(Data records)
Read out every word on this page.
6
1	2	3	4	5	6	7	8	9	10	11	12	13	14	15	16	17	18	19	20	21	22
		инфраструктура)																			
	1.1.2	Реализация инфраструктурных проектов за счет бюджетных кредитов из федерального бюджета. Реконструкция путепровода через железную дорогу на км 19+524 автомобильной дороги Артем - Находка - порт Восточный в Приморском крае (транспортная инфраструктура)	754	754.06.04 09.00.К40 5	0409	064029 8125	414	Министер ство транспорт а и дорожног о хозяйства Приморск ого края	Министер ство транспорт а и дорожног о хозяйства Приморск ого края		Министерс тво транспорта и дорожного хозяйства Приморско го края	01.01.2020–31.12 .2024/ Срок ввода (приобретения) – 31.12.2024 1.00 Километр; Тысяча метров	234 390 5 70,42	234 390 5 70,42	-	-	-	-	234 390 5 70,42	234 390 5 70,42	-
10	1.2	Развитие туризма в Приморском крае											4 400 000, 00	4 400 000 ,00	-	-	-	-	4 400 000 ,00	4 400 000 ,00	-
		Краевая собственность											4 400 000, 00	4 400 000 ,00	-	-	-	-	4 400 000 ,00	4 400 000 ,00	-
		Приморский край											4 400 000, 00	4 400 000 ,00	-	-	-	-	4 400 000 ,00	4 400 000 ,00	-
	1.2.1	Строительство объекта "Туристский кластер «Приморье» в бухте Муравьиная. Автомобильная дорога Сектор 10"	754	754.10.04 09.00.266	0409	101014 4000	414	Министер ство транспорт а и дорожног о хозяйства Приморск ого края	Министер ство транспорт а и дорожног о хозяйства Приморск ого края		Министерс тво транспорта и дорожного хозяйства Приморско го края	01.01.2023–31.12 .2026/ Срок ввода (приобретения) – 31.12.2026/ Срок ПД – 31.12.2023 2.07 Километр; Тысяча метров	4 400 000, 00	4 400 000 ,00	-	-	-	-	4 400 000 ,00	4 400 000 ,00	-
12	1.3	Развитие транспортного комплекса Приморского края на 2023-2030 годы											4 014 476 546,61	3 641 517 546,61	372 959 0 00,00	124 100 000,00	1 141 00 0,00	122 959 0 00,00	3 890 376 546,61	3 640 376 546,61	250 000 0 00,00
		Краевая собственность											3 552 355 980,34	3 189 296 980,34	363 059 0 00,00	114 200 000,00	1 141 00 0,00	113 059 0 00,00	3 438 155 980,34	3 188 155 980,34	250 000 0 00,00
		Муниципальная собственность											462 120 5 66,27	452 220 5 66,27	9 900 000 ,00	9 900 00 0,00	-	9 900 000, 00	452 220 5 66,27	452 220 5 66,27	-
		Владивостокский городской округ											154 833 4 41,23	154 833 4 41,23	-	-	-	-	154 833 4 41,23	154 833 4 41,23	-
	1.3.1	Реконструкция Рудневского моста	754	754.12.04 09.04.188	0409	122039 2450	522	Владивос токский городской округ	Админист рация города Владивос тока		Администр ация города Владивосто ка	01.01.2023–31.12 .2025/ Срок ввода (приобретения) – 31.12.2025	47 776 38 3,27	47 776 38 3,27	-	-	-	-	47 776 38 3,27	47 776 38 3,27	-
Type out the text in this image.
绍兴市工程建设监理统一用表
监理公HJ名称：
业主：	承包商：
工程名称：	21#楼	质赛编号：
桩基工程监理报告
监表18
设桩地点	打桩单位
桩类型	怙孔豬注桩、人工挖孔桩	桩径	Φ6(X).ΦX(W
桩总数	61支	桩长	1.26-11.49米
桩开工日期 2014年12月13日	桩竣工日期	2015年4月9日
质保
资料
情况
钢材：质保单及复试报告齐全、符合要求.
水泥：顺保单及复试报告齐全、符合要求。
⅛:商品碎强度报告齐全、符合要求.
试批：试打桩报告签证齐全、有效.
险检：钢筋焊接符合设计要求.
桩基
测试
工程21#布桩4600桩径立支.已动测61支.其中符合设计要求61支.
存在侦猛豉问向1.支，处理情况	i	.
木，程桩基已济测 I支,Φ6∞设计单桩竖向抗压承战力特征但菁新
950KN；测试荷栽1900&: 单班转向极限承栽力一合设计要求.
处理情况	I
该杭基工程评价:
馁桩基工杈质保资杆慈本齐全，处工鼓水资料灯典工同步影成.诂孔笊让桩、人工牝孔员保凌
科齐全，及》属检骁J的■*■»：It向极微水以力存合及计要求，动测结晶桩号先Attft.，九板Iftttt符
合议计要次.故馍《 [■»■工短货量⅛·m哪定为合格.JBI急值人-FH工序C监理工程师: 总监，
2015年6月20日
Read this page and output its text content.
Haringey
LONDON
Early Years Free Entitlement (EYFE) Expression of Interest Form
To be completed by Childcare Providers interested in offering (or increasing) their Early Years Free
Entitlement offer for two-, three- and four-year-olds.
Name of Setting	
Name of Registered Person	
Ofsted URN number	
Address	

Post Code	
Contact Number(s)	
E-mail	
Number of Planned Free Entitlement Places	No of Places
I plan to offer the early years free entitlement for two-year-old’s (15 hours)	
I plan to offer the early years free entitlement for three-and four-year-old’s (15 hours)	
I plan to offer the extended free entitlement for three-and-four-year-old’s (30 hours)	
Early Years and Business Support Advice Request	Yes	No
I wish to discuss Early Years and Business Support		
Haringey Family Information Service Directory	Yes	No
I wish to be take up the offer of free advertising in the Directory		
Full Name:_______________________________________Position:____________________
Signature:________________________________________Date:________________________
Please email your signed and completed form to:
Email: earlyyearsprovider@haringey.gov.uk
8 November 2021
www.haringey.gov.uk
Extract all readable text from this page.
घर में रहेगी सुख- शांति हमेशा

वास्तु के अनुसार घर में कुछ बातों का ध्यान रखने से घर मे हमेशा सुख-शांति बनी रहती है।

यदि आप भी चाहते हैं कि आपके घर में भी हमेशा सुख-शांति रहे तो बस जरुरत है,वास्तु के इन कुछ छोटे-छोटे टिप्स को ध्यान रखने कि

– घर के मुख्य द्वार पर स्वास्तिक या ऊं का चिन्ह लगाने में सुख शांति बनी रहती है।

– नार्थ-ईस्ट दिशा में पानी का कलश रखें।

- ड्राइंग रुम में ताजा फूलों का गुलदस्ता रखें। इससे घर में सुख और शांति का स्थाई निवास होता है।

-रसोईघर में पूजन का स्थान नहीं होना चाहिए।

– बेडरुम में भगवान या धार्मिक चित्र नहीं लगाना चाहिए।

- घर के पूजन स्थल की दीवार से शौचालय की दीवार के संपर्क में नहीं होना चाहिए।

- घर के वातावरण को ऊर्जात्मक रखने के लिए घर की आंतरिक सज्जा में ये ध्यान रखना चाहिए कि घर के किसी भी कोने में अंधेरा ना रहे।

→ JOB: Pull out every line from the one with "Extract all readable text from this page." to the end of the listing, and output only those.

→ SOLUTION:
Extract all readable text from this page.
घर में रहेगी सुख- शांति हमेशा

वास्तु के अनुसार घर में कुछ बातों का ध्यान रखने से घर मे हमेशा सुख-शांति बनी रहती है।

यदि आप भी चाहते हैं कि आपके घर में भी हमेशा सुख-शांति रहे तो बस जरुरत है,वास्तु के इन कुछ छोटे-छोटे टिप्स को ध्यान रखने कि

– घर के मुख्य द्वार पर स्वास्तिक या ऊं का चिन्ह लगाने में सुख शांति बनी रहती है।

– नार्थ-ईस्ट दिशा में पानी का कलश रखें।

- ड्राइंग रुम में ताजा फूलों का गुलदस्ता रखें। इससे घर में सुख और शांति का स्थाई निवास होता है।

-रसोईघर में पूजन का स्थान नहीं होना चाहिए।

– बेडरुम में भगवान या धार्मिक चित्र नहीं लगाना चाहिए।

- घर के पूजन स्थल की दीवार से शौचालय की दीवार के संपर्क में नहीं होना चाहिए।

- घर के वातावरण को ऊर्जात्मक रखने के लिए घर की आंतरिक सज्जा में ये ध्यान रखना चाहिए कि घर के किसी भी कोने में अंधेरा ना रहे।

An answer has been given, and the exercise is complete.